=== WHAT TO WORK ON ===
Using the data below, determine the number of lines that include the string "创建全国文明城市中学生在行动". Write only that number.

=== MATERIAL FOR THIS EXERCISE ===
——————

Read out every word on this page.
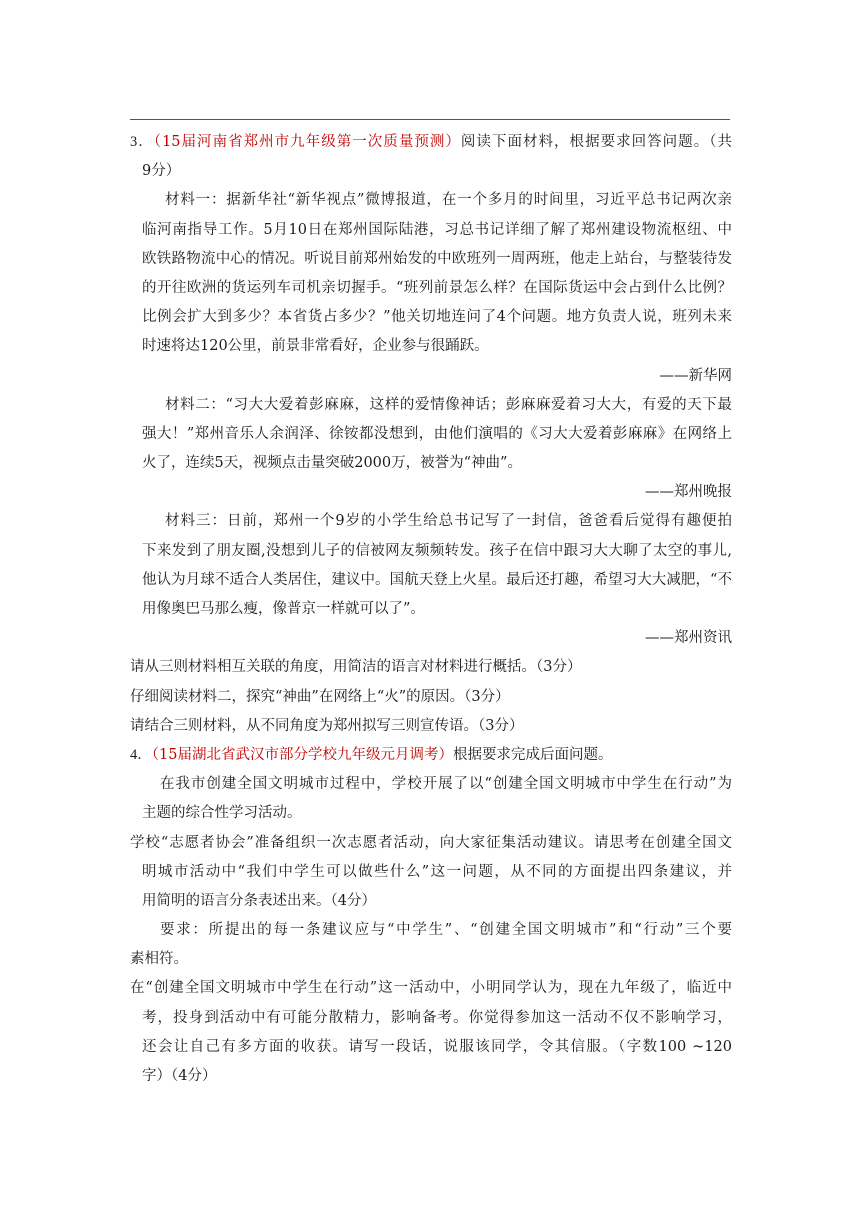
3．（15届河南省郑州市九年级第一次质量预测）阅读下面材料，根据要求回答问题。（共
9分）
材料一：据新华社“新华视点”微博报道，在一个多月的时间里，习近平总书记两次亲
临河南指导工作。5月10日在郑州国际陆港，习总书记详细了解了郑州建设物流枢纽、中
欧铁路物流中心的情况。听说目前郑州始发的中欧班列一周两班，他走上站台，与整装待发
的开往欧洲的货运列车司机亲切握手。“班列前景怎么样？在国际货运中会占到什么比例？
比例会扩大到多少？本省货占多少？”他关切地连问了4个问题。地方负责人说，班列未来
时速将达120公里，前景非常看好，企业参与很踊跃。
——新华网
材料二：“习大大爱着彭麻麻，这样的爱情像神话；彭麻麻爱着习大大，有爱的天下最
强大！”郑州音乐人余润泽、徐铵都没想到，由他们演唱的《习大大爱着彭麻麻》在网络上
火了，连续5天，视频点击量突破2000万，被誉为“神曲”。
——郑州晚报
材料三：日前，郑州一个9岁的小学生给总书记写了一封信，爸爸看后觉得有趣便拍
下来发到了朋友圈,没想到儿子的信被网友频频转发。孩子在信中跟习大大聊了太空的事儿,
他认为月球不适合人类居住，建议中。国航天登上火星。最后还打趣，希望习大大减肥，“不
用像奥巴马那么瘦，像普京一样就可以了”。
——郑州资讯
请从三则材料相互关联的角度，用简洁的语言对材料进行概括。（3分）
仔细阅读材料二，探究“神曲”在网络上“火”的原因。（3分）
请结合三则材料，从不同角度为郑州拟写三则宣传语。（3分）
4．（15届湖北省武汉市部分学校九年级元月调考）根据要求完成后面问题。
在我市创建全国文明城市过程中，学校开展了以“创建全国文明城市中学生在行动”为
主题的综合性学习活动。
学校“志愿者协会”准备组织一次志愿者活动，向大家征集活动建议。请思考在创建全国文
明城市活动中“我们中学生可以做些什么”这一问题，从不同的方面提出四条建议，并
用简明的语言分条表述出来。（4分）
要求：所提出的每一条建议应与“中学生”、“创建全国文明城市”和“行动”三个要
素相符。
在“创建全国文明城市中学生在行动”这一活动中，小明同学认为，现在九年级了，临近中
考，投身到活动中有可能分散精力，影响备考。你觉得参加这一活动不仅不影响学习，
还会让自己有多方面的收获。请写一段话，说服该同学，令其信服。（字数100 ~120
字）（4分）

——————

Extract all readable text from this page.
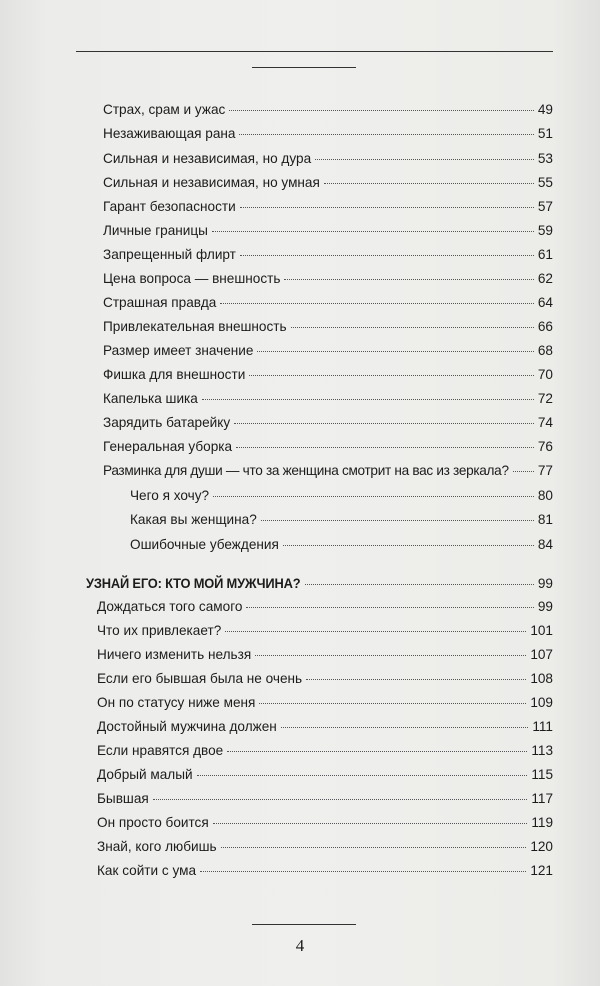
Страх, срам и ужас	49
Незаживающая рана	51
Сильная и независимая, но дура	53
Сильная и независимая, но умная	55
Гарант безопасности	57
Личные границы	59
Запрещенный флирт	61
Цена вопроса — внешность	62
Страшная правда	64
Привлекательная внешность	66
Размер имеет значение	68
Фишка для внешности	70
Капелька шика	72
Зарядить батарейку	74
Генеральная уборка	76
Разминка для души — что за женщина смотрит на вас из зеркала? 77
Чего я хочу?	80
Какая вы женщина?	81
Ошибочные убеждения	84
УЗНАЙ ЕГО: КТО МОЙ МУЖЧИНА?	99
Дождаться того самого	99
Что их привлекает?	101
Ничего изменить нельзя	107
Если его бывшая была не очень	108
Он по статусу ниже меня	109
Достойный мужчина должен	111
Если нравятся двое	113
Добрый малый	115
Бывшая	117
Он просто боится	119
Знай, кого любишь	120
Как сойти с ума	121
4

——————

=== TASK ANSWER ===
2